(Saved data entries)

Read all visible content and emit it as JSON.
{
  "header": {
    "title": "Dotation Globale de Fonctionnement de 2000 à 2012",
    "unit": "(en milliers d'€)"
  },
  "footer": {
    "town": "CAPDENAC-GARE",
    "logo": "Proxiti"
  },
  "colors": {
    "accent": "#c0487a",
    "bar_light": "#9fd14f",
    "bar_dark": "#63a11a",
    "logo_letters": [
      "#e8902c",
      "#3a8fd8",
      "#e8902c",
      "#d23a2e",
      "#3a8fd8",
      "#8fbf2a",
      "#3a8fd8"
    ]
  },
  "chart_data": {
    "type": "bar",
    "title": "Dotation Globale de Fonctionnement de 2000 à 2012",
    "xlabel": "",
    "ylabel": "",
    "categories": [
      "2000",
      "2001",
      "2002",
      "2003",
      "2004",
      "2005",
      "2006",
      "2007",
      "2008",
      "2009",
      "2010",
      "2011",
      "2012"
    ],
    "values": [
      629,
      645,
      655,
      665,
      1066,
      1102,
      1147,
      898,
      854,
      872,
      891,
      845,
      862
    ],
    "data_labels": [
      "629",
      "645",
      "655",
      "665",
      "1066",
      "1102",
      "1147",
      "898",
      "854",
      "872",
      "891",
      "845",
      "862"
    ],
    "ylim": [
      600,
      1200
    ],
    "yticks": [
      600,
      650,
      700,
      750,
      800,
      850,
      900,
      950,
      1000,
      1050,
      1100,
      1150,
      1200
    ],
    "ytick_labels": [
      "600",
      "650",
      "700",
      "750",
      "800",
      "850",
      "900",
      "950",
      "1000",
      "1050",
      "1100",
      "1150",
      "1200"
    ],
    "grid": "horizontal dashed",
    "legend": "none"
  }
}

Exercise
Write out every entry again exactly, please, with nothing missing.

Completed exercise
Read all visible content and emit it as JSON.
{
  "header": {
    "title": "Dotation Globale de Fonctionnement de 2000 à 2012",
    "unit": "(en milliers d'€)"
  },
  "footer": {
    "town": "CAPDENAC-GARE",
    "logo": "Proxiti"
  },
  "colors": {
    "accent": "#c0487a",
    "bar_light": "#9fd14f",
    "bar_dark": "#63a11a",
    "logo_letters": [
      "#e8902c",
      "#3a8fd8",
      "#e8902c",
      "#d23a2e",
      "#3a8fd8",
      "#8fbf2a",
      "#3a8fd8"
    ]
  },
  "chart_data": {
    "type": "bar",
    "title": "Dotation Globale de Fonctionnement de 2000 à 2012",
    "xlabel": "",
    "ylabel": "",
    "categories": [
      "2000",
      "2001",
      "2002",
      "2003",
      "2004",
      "2005",
      "2006",
      "2007",
      "2008",
      "2009",
      "2010",
      "2011",
      "2012"
    ],
    "values": [
      629,
      645,
      655,
      665,
      1066,
      1102,
      1147,
      898,
      854,
      872,
      891,
      845,
      862
    ],
    "data_labels": [
      "629",
      "645",
      "655",
      "665",
      "1066",
      "1102",
      "1147",
      "898",
      "854",
      "872",
      "891",
      "845",
      "862"
    ],
    "ylim": [
      600,
      1200
    ],
    "yticks": [
      600,
      650,
      700,
      750,
      800,
      850,
      900,
      950,
      1000,
      1050,
      1100,
      1150,
      1200
    ],
    "ytick_labels": [
      "600",
      "650",
      "700",
      "750",
      "800",
      "850",
      "900",
      "950",
      "1000",
      "1050",
      "1100",
      "1150",
      "1200"
    ],
    "grid": "horizontal dashed",
    "legend": "none"
  }
}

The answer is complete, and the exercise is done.